-- start DATA TO PROCESS --
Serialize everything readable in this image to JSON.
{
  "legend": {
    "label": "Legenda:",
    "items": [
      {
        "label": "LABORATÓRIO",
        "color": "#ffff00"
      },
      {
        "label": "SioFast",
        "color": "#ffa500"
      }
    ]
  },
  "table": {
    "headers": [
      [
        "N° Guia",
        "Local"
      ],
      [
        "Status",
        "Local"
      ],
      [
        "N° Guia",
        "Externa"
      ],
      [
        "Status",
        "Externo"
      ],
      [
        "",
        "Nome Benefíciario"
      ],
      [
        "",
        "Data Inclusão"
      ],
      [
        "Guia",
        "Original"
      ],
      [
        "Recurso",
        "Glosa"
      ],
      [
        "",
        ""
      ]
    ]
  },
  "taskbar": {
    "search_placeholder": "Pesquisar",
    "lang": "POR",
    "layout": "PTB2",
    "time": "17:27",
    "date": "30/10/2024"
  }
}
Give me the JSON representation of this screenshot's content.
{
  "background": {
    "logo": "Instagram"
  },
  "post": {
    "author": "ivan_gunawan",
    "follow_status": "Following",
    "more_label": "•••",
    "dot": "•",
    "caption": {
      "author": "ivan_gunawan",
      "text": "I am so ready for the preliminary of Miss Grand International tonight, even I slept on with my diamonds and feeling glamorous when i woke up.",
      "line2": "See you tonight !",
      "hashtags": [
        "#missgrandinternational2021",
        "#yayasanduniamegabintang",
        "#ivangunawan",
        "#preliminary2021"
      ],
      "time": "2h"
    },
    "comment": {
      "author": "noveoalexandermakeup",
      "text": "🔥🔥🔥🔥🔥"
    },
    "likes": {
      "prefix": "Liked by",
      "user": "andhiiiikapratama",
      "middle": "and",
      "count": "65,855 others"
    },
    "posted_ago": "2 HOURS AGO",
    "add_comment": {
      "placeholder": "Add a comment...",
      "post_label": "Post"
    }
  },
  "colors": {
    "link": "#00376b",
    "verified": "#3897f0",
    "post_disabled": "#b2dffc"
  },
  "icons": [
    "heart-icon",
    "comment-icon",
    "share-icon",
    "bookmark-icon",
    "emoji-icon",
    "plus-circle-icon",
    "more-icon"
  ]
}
-- end DATA TO PROCESS --
## TASK DETAILS
Transcribe the records above exactly as they appear.

## ANSWER TO THE EXERCISE
Serialize everything readable in this image to JSON.
{
  "legend": {
    "label": "Legenda:",
    "items": [
      {
        "label": "LABORATÓRIO",
        "color": "#ffff00"
      },
      {
        "label": "SioFast",
        "color": "#ffa500"
      }
    ]
  },
  "table": {
    "headers": [
      [
        "N° Guia",
        "Local"
      ],
      [
        "Status",
        "Local"
      ],
      [
        "N° Guia",
        "Externa"
      ],
      [
        "Status",
        "Externo"
      ],
      [
        "",
        "Nome Benefíciario"
      ],
      [
        "",
        "Data Inclusão"
      ],
      [
        "Guia",
        "Original"
      ],
      [
        "Recurso",
        "Glosa"
      ],
      [
        "",
        ""
      ]
    ]
  },
  "taskbar": {
    "search_placeholder": "Pesquisar",
    "lang": "POR",
    "layout": "PTB2",
    "time": "17:27",
    "date": "30/10/2024"
  }
}
Give me the JSON representation of this screenshot's content.
{
  "background": {
    "logo": "Instagram"
  },
  "post": {
    "author": "ivan_gunawan",
    "follow_status": "Following",
    "more_label": "•••",
    "dot": "•",
    "caption": {
      "author": "ivan_gunawan",
      "text": "I am so ready for the preliminary of Miss Grand International tonight, even I slept on with my diamonds and feeling glamorous when i woke up.",
      "line2": "See you tonight !",
      "hashtags": [
        "#missgrandinternational2021",
        "#yayasanduniamegabintang",
        "#ivangunawan",
        "#preliminary2021"
      ],
      "time": "2h"
    },
    "comment": {
      "author": "noveoalexandermakeup",
      "text": "🔥🔥🔥🔥🔥"
    },
    "likes": {
      "prefix": "Liked by",
      "user": "andhiiiikapratama",
      "middle": "and",
      "count": "65,855 others"
    },
    "posted_ago": "2 HOURS AGO",
    "add_comment": {
      "placeholder": "Add a comment...",
      "post_label": "Post"
    }
  },
  "colors": {
    "link": "#00376b",
    "verified": "#3897f0",
    "post_disabled": "#b2dffc"
  },
  "icons": [
    "heart-icon",
    "comment-icon",
    "share-icon",
    "bookmark-icon",
    "emoji-icon",
    "plus-circle-icon",
    "more-icon"
  ]
}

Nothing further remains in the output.